[Aim of the exercise]
The entries below are to be written out again without alteration.
──────── Extracted data ────────
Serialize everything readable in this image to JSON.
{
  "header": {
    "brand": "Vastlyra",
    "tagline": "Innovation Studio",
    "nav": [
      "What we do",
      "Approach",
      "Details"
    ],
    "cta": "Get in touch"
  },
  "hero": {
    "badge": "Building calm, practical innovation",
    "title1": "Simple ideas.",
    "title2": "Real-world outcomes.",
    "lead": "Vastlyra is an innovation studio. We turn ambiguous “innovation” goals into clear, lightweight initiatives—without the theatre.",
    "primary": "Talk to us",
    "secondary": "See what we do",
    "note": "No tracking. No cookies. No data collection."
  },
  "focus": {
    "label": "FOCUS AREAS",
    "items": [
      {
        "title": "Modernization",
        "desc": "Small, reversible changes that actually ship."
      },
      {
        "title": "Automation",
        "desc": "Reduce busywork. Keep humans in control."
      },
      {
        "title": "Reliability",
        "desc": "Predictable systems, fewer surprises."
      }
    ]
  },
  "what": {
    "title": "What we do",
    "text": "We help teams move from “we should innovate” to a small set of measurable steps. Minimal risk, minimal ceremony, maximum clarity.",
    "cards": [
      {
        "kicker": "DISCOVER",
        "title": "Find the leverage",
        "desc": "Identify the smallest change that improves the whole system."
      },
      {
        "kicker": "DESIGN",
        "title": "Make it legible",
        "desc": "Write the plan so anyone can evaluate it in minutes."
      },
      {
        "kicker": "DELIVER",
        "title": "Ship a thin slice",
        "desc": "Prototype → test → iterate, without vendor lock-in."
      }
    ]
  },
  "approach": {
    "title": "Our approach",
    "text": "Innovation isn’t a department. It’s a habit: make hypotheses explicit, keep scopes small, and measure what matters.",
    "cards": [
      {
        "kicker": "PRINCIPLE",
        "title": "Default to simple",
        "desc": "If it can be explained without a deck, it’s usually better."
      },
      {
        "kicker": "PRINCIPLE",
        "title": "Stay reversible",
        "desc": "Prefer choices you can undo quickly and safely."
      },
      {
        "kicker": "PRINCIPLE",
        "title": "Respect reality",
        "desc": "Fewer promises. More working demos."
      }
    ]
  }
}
────────
[Result]
Serialize everything readable in this image to JSON.
{
  "header": {
    "brand": "Vastlyra",
    "tagline": "Innovation Studio",
    "nav": [
      "What we do",
      "Approach",
      "Details"
    ],
    "cta": "Get in touch"
  },
  "hero": {
    "badge": "Building calm, practical innovation",
    "title1": "Simple ideas.",
    "title2": "Real-world outcomes.",
    "lead": "Vastlyra is an innovation studio. We turn ambiguous “innovation” goals into clear, lightweight initiatives—without the theatre.",
    "primary": "Talk to us",
    "secondary": "See what we do",
    "note": "No tracking. No cookies. No data collection."
  },
  "focus": {
    "label": "FOCUS AREAS",
    "items": [
      {
        "title": "Modernization",
        "desc": "Small, reversible changes that actually ship."
      },
      {
        "title": "Automation",
        "desc": "Reduce busywork. Keep humans in control."
      },
      {
        "title": "Reliability",
        "desc": "Predictable systems, fewer surprises."
      }
    ]
  },
  "what": {
    "title": "What we do",
    "text": "We help teams move from “we should innovate” to a small set of measurable steps. Minimal risk, minimal ceremony, maximum clarity.",
    "cards": [
      {
        "kicker": "DISCOVER",
        "title": "Find the leverage",
        "desc": "Identify the smallest change that improves the whole system."
      },
      {
        "kicker": "DESIGN",
        "title": "Make it legible",
        "desc": "Write the plan so anyone can evaluate it in minutes."
      },
      {
        "kicker": "DELIVER",
        "title": "Ship a thin slice",
        "desc": "Prototype → test → iterate, without vendor lock-in."
      }
    ]
  },
  "approach": {
    "title": "Our approach",
    "text": "Innovation isn’t a department. It’s a habit: make hypotheses explicit, keep scopes small, and measure what matters.",
    "cards": [
      {
        "kicker": "PRINCIPLE",
        "title": "Default to simple",
        "desc": "If it can be explained without a deck, it’s usually better."
      },
      {
        "kicker": "PRINCIPLE",
        "title": "Stay reversible",
        "desc": "Prefer choices you can undo quickly and safely."
      },
      {
        "kicker": "PRINCIPLE",
        "title": "Respect reality",
        "desc": "Fewer promises. More working demos."
      }
    ]
  }
}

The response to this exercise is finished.